**WHAT TO WORK ON**
Write the material out again exactly.

**PROVIDED RECORDS**
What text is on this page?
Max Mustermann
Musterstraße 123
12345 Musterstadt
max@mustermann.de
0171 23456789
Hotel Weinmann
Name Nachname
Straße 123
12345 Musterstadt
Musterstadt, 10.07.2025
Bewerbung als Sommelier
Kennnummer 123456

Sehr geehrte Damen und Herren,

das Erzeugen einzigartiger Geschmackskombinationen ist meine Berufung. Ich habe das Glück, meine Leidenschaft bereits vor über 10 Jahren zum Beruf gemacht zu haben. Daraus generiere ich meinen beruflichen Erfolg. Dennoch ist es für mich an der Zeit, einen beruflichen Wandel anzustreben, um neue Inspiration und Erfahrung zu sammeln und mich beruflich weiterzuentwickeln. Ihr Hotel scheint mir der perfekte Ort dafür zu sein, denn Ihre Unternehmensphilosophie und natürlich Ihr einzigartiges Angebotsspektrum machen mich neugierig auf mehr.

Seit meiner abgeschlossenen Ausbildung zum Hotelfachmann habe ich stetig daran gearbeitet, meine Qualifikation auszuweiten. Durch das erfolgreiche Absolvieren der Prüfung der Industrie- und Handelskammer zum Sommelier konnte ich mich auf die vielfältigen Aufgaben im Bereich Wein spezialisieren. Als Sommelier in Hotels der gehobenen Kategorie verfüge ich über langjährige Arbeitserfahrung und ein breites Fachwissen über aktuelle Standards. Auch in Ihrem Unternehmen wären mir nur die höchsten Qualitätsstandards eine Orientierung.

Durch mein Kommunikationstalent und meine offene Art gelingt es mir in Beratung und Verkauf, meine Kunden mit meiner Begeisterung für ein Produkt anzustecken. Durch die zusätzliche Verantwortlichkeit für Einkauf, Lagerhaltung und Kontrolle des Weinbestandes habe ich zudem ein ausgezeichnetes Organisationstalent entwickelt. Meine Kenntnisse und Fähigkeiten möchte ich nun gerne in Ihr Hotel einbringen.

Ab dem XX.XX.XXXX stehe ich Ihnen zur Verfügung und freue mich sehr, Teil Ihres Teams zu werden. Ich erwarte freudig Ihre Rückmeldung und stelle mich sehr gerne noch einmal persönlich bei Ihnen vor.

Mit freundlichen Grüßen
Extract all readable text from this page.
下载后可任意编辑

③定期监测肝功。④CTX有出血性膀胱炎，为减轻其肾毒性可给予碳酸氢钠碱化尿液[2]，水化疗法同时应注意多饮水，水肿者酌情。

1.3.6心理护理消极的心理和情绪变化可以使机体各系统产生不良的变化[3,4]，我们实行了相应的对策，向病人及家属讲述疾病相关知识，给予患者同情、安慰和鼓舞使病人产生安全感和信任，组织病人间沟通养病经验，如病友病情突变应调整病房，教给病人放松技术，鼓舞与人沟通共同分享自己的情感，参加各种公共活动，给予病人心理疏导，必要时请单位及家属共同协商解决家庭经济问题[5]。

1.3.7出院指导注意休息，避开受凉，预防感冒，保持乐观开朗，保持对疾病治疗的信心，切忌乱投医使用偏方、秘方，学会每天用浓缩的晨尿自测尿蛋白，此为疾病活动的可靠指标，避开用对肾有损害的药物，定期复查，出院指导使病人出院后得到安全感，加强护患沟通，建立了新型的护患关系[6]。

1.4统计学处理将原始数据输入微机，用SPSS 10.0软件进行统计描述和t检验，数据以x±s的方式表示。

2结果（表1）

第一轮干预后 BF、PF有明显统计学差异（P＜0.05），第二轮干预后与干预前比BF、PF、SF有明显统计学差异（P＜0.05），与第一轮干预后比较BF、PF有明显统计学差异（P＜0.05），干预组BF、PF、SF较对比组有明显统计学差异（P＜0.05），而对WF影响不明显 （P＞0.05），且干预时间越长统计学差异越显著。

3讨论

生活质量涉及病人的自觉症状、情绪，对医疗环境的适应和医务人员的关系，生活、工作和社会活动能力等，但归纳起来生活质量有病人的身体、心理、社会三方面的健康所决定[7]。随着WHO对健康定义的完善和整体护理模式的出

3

**ANSWER TO THE PROBLEM**
What text is on this page?
Max Mustermann
Musterstraße 123
12345 Musterstadt
max@mustermann.de
0171 23456789
Hotel Weinmann
Name Nachname
Straße 123
12345 Musterstadt
Musterstadt, 10.07.2025
Bewerbung als Sommelier
Kennnummer 123456

Sehr geehrte Damen und Herren,

das Erzeugen einzigartiger Geschmackskombinationen ist meine Berufung. Ich habe das Glück, meine Leidenschaft bereits vor über 10 Jahren zum Beruf gemacht zu haben. Daraus generiere ich meinen beruflichen Erfolg. Dennoch ist es für mich an der Zeit, einen beruflichen Wandel anzustreben, um neue Inspiration und Erfahrung zu sammeln und mich beruflich weiterzuentwickeln. Ihr Hotel scheint mir der perfekte Ort dafür zu sein, denn Ihre Unternehmensphilosophie und natürlich Ihr einzigartiges Angebotsspektrum machen mich neugierig auf mehr.

Seit meiner abgeschlossenen Ausbildung zum Hotelfachmann habe ich stetig daran gearbeitet, meine Qualifikation auszuweiten. Durch das erfolgreiche Absolvieren der Prüfung der Industrie- und Handelskammer zum Sommelier konnte ich mich auf die vielfältigen Aufgaben im Bereich Wein spezialisieren. Als Sommelier in Hotels der gehobenen Kategorie verfüge ich über langjährige Arbeitserfahrung und ein breites Fachwissen über aktuelle Standards. Auch in Ihrem Unternehmen wären mir nur die höchsten Qualitätsstandards eine Orientierung.

Durch mein Kommunikationstalent und meine offene Art gelingt es mir in Beratung und Verkauf, meine Kunden mit meiner Begeisterung für ein Produkt anzustecken. Durch die zusätzliche Verantwortlichkeit für Einkauf, Lagerhaltung und Kontrolle des Weinbestandes habe ich zudem ein ausgezeichnetes Organisationstalent entwickelt. Meine Kenntnisse und Fähigkeiten möchte ich nun gerne in Ihr Hotel einbringen.

Ab dem XX.XX.XXXX stehe ich Ihnen zur Verfügung und freue mich sehr, Teil Ihres Teams zu werden. Ich erwarte freudig Ihre Rückmeldung und stelle mich sehr gerne noch einmal persönlich bei Ihnen vor.

Mit freundlichen Grüßen
Extract all readable text from this page.
下载后可任意编辑

③定期监测肝功。④CTX有出血性膀胱炎，为减轻其肾毒性可给予碳酸氢钠碱化尿液[2]，水化疗法同时应注意多饮水，水肿者酌情。

1.3.6心理护理消极的心理和情绪变化可以使机体各系统产生不良的变化[3,4]，我们实行了相应的对策，向病人及家属讲述疾病相关知识，给予患者同情、安慰和鼓舞使病人产生安全感和信任，组织病人间沟通养病经验，如病友病情突变应调整病房，教给病人放松技术，鼓舞与人沟通共同分享自己的情感，参加各种公共活动，给予病人心理疏导，必要时请单位及家属共同协商解决家庭经济问题[5]。

1.3.7出院指导注意休息，避开受凉，预防感冒，保持乐观开朗，保持对疾病治疗的信心，切忌乱投医使用偏方、秘方，学会每天用浓缩的晨尿自测尿蛋白，此为疾病活动的可靠指标，避开用对肾有损害的药物，定期复查，出院指导使病人出院后得到安全感，加强护患沟通，建立了新型的护患关系[6]。

1.4统计学处理将原始数据输入微机，用SPSS 10.0软件进行统计描述和t检验，数据以x±s的方式表示。

2结果（表1）

第一轮干预后 BF、PF有明显统计学差异（P＜0.05），第二轮干预后与干预前比BF、PF、SF有明显统计学差异（P＜0.05），与第一轮干预后比较BF、PF有明显统计学差异（P＜0.05），干预组BF、PF、SF较对比组有明显统计学差异（P＜0.05），而对WF影响不明显 （P＞0.05），且干预时间越长统计学差异越显著。

3讨论

生活质量涉及病人的自觉症状、情绪，对医疗环境的适应和医务人员的关系，生活、工作和社会活动能力等，但归纳起来生活质量有病人的身体、心理、社会三方面的健康所决定[7]。随着WHO对健康定义的完善和整体护理模式的出

3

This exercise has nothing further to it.